### YOUR GOAL
The data below should be restated word for word, with every picture omitted.

### GIVEN RECORDS
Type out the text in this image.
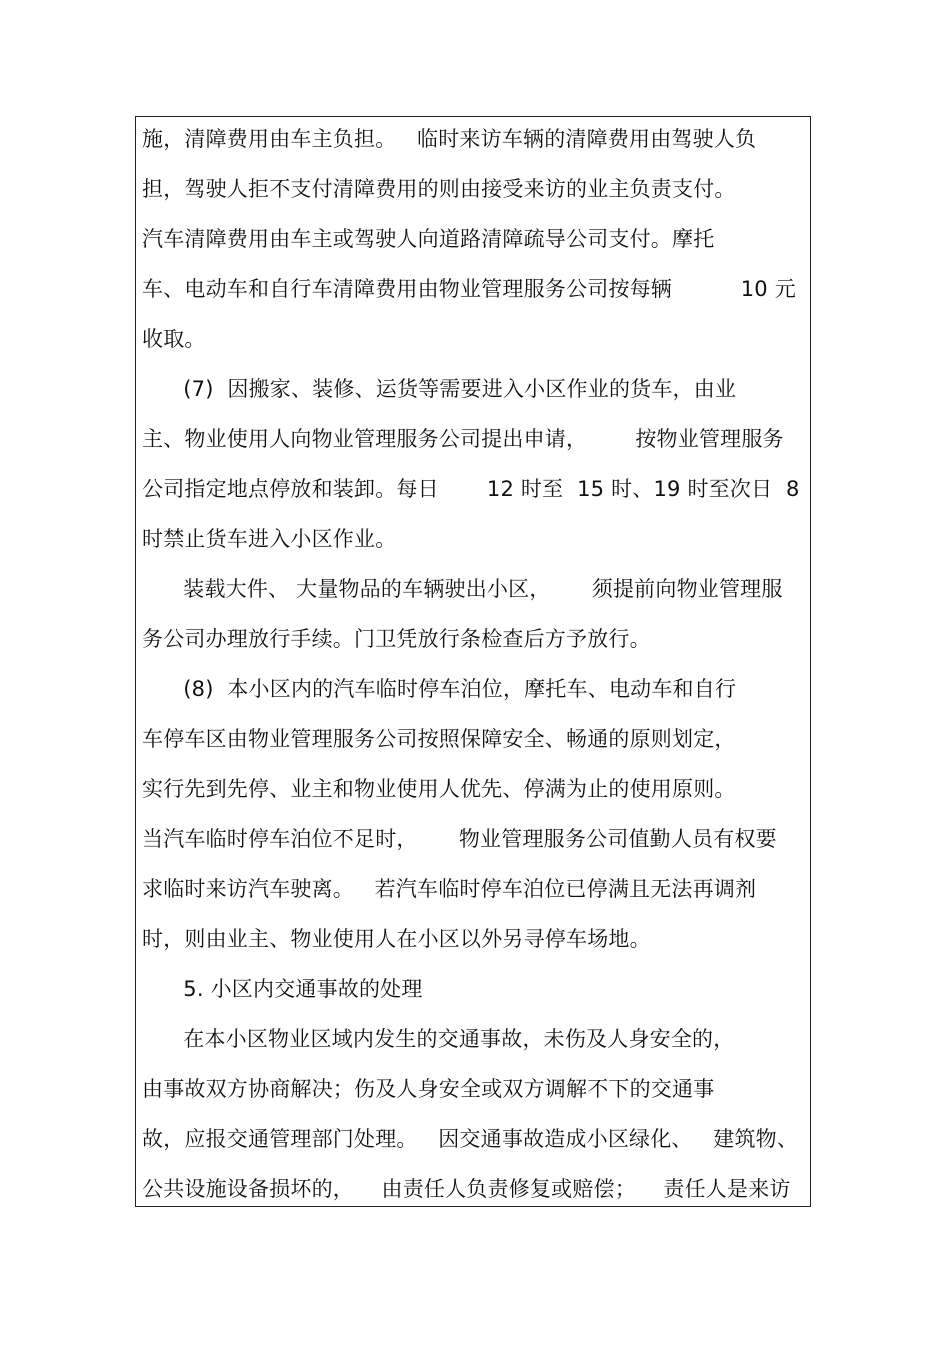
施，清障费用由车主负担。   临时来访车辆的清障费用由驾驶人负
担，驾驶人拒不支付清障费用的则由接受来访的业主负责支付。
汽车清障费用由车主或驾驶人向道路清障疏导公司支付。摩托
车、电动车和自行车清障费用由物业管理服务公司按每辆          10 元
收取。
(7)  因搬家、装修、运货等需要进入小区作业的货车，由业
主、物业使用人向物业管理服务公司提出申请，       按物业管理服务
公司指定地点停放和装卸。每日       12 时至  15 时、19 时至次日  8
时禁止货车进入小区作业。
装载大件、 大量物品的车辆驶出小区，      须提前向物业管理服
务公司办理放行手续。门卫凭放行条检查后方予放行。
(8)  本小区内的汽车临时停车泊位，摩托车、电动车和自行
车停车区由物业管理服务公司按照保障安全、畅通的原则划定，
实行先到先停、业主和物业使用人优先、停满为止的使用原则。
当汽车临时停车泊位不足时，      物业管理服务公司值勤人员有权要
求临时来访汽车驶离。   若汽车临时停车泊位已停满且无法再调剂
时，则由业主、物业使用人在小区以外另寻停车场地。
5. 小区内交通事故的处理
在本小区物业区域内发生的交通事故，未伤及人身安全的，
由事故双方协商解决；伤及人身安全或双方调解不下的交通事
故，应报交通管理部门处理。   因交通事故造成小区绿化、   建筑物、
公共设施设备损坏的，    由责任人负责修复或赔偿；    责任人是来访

### OUTPUT FOR THIS TASK
Type out the text in this image.
施，清障费用由车主负担。   临时来访车辆的清障费用由驾驶人负
担，驾驶人拒不支付清障费用的则由接受来访的业主负责支付。
汽车清障费用由车主或驾驶人向道路清障疏导公司支付。摩托
车、电动车和自行车清障费用由物业管理服务公司按每辆          10 元
收取。
(7)  因搬家、装修、运货等需要进入小区作业的货车，由业
主、物业使用人向物业管理服务公司提出申请，       按物业管理服务
公司指定地点停放和装卸。每日       12 时至  15 时、19 时至次日  8
时禁止货车进入小区作业。
装载大件、 大量物品的车辆驶出小区，      须提前向物业管理服
务公司办理放行手续。门卫凭放行条检查后方予放行。
(8)  本小区内的汽车临时停车泊位，摩托车、电动车和自行
车停车区由物业管理服务公司按照保障安全、畅通的原则划定，
实行先到先停、业主和物业使用人优先、停满为止的使用原则。
当汽车临时停车泊位不足时，      物业管理服务公司值勤人员有权要
求临时来访汽车驶离。   若汽车临时停车泊位已停满且无法再调剂
时，则由业主、物业使用人在小区以外另寻停车场地。
5. 小区内交通事故的处理
在本小区物业区域内发生的交通事故，未伤及人身安全的，
由事故双方协商解决；伤及人身安全或双方调解不下的交通事
故，应报交通管理部门处理。   因交通事故造成小区绿化、   建筑物、
公共设施设备损坏的，    由责任人负责修复或赔偿；    责任人是来访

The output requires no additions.